Direction
Transcribe the records below exactly, leaving out any pictures.
* begin Records shown *
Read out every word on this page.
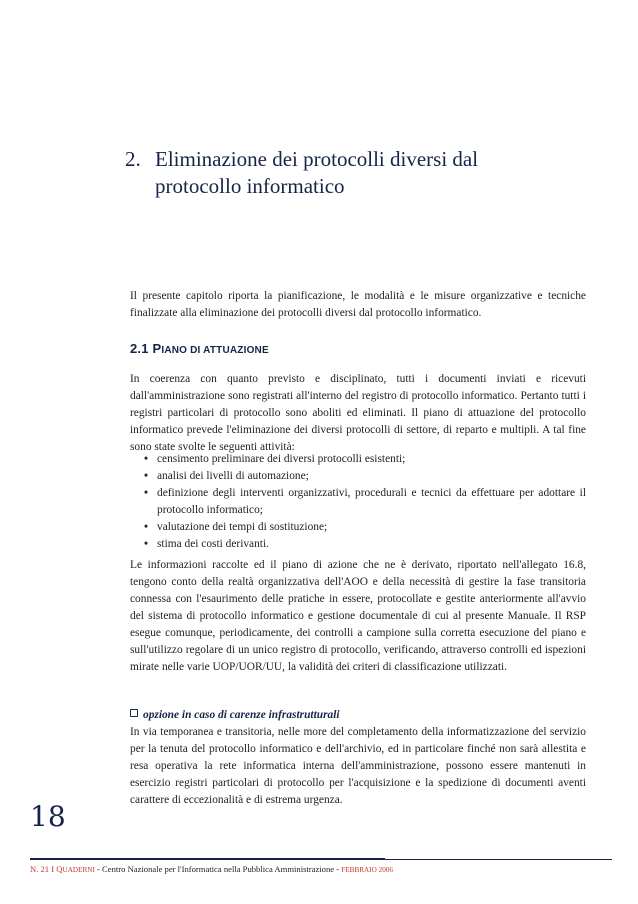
2. Eliminazione dei protocolli diversi dal
protocollo informatico
Il presente capitolo riporta la pianificazione, le modalità e le misure organizzative e tecniche finalizzate alla eliminazione dei protocolli diversi dal protocollo informatico.
2.1 PIANO DI ATTUAZIONE
In coerenza con quanto previsto e disciplinato, tutti i documenti inviati e ricevuti dall'amministrazione sono registrati all'interno del registro di protocollo informatico. Pertanto tutti i registri particolari di protocollo sono aboliti ed eliminati. Il piano di attuazione del protocollo informatico prevede l'eliminazione dei diversi protocolli di settore, di reparto e multipli. A tal fine sono state svolte le seguenti attività:
• censimento preliminare dei diversi protocolli esistenti;
• analisi dei livelli di automazione;
• definizione degli interventi organizzativi, procedurali e tecnici da effettuare per adottare il protocollo informatico;
• valutazione dei tempi di sostituzione;
• stima dei costi derivanti.
Le informazioni raccolte ed il piano di azione che ne è derivato, riportato nell'allegato 16.8, tengono conto della realtà organizzativa dell'AOO e della necessità di gestire la fase transitoria connessa con l'esaurimento delle pratiche in essere, protocollate e gestite anteriormente all'avvio del sistema di protocollo informatico e gestione documentale di cui al presente Manuale. Il RSP esegue comunque, periodicamente, dei controlli a campione sulla corretta esecuzione del piano e sull'utilizzo regolare di un unico registro di protocollo, verificando, attraverso controlli ed ispezioni mirate nelle varie UOP/UOR/UU, la validità dei criteri di classificazione utilizzati.
opzione in caso di carenze infrastrutturali
In via temporanea e transitoria, nelle more del completamento della informatizzazione del servizio per la tenuta del protocollo informatico e dell'archivio, ed in particolare finché non sarà allestita e resa operativa la rete informatica interna dell'amministrazione, possono essere mantenuti in esercizio registri particolari di protocollo per l'acquisizione e la spedizione di documenti aventi carattere di eccezionalità e di estrema urgenza.
18
N. 21 I QUADERNI - Centro Nazionale per l'Informatica nella Pubblica Amministrazione - FEBBRAIO 2006
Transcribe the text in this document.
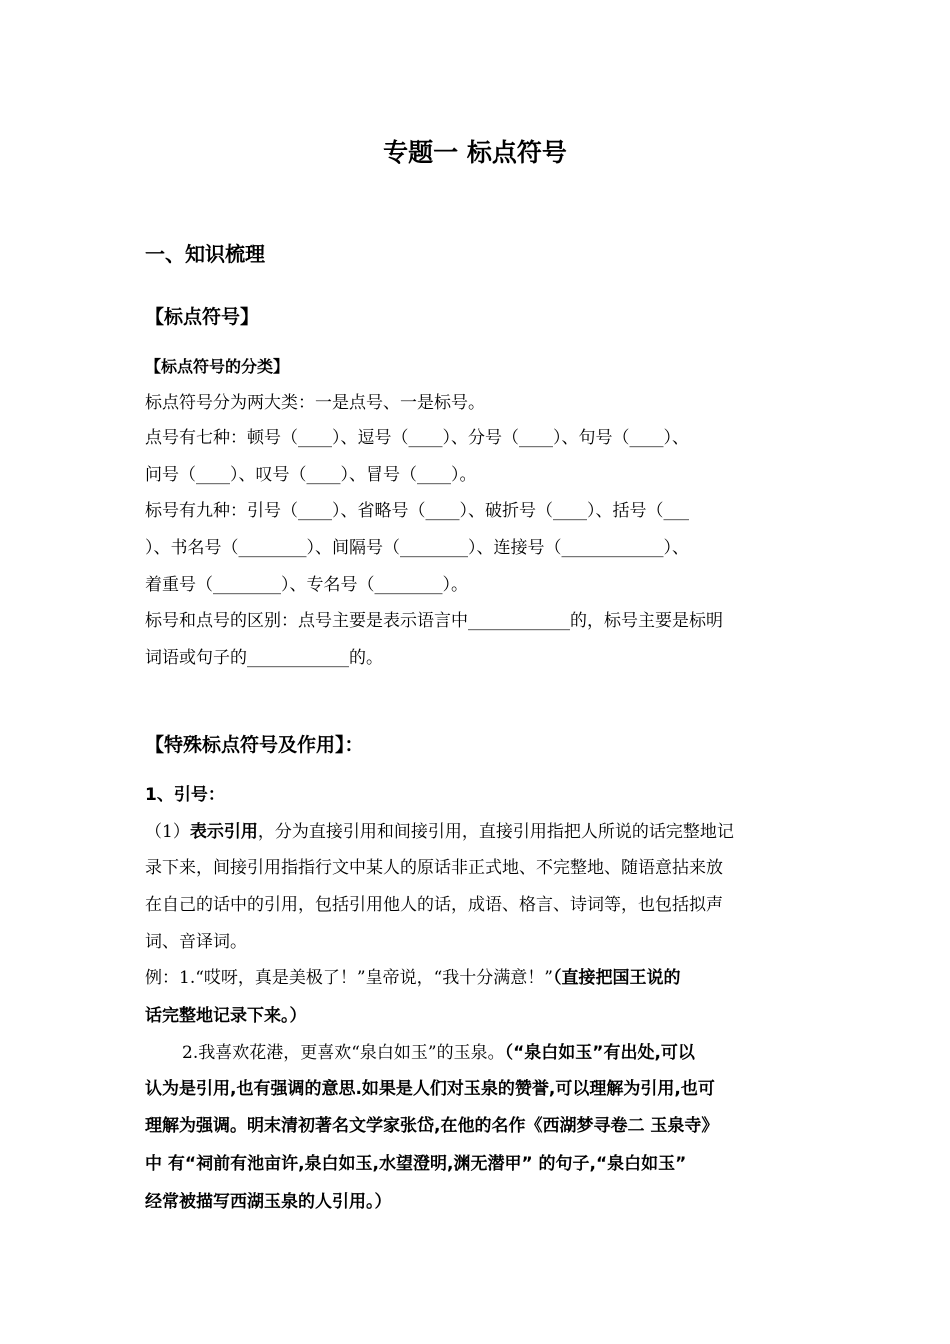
专题一 标点符号
一、知识梳理
【标点符号】
【标点符号的分类】
标点符号分为两大类：一是点号、一是标号。
点号有七种：顿号（____）、逗号（____）、分号（____）、句号（____）、
问号（____）、叹号（____）、冒号（____）。
标号有九种：引号（____）、省略号（____）、破折号（____）、括号（___
）、书名号（________）、间隔号（________）、连接号（____________）、
着重号（________）、专名号（________）。
标号和点号的区别：点号主要是表示语言中____________的，标号主要是标明
词语或句子的____________的。
【特殊标点符号及作用】：
1、引号：
（1）表示引用，分为直接引用和间接引用，直接引用指把人所说的话完整地记
录下来，间接引用指指行文中某人的原话非正式地、不完整地、随语意拈来放
在自己的话中的引用，包括引用他人的话，成语、格言、诗词等，也包括拟声
词、音译词。
例：1.“哎呀，真是美极了！”皇帝说，“我十分满意！”（直接把国王说的
话完整地记录下来。）
2.我喜欢花港，更喜欢“泉白如玉”的玉泉。（“泉白如玉”有出处,可以
认为是引用,也有强调的意思.如果是人们对玉泉的赞誉,可以理解为引用,也可
理解为强调。明末清初著名文学家张岱,在他的名作《西湖梦寻卷二 玉泉寺》
中 有“祠前有池亩许,泉白如玉,水望澄明,渊无潜甲” 的句子,“泉白如玉”
经常被描写西湖玉泉的人引用。）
* end Records shown *
Written answer
Read out every word on this page.
2. Eliminazione dei protocolli diversi dal
protocollo informatico
Il presente capitolo riporta la pianificazione, le modalità e le misure organizzative e tecniche finalizzate alla eliminazione dei protocolli diversi dal protocollo informatico.
2.1 PIANO DI ATTUAZIONE
In coerenza con quanto previsto e disciplinato, tutti i documenti inviati e ricevuti dall'amministrazione sono registrati all'interno del registro di protocollo informatico. Pertanto tutti i registri particolari di protocollo sono aboliti ed eliminati. Il piano di attuazione del protocollo informatico prevede l'eliminazione dei diversi protocolli di settore, di reparto e multipli. A tal fine sono state svolte le seguenti attività:
• censimento preliminare dei diversi protocolli esistenti;
• analisi dei livelli di automazione;
• definizione degli interventi organizzativi, procedurali e tecnici da effettuare per adottare il protocollo informatico;
• valutazione dei tempi di sostituzione;
• stima dei costi derivanti.
Le informazioni raccolte ed il piano di azione che ne è derivato, riportato nell'allegato 16.8, tengono conto della realtà organizzativa dell'AOO e della necessità di gestire la fase transitoria connessa con l'esaurimento delle pratiche in essere, protocollate e gestite anteriormente all'avvio del sistema di protocollo informatico e gestione documentale di cui al presente Manuale. Il RSP esegue comunque, periodicamente, dei controlli a campione sulla corretta esecuzione del piano e sull'utilizzo regolare di un unico registro di protocollo, verificando, attraverso controlli ed ispezioni mirate nelle varie UOP/UOR/UU, la validità dei criteri di classificazione utilizzati.
opzione in caso di carenze infrastrutturali
In via temporanea e transitoria, nelle more del completamento della informatizzazione del servizio per la tenuta del protocollo informatico e dell'archivio, ed in particolare finché non sarà allestita e resa operativa la rete informatica interna dell'amministrazione, possono essere mantenuti in esercizio registri particolari di protocollo per l'acquisizione e la spedizione di documenti aventi carattere di eccezionalità e di estrema urgenza.
18
N. 21 I QUADERNI - Centro Nazionale per l'Informatica nella Pubblica Amministrazione - FEBBRAIO 2006
Transcribe the text in this document.
专题一 标点符号
一、知识梳理
【标点符号】
【标点符号的分类】
标点符号分为两大类：一是点号、一是标号。
点号有七种：顿号（____）、逗号（____）、分号（____）、句号（____）、
问号（____）、叹号（____）、冒号（____）。
标号有九种：引号（____）、省略号（____）、破折号（____）、括号（___
）、书名号（________）、间隔号（________）、连接号（____________）、
着重号（________）、专名号（________）。
标号和点号的区别：点号主要是表示语言中____________的，标号主要是标明
词语或句子的____________的。
【特殊标点符号及作用】：
1、引号：
（1）表示引用，分为直接引用和间接引用，直接引用指把人所说的话完整地记
录下来，间接引用指指行文中某人的原话非正式地、不完整地、随语意拈来放
在自己的话中的引用，包括引用他人的话，成语、格言、诗词等，也包括拟声
词、音译词。
例：1.“哎呀，真是美极了！”皇帝说，“我十分满意！”（直接把国王说的
话完整地记录下来。）
2.我喜欢花港，更喜欢“泉白如玉”的玉泉。（“泉白如玉”有出处,可以
认为是引用,也有强调的意思.如果是人们对玉泉的赞誉,可以理解为引用,也可
理解为强调。明末清初著名文学家张岱,在他的名作《西湖梦寻卷二 玉泉寺》
中 有“祠前有池亩许,泉白如玉,水望澄明,渊无潜甲” 的句子,“泉白如玉”
经常被描写西湖玉泉的人引用。）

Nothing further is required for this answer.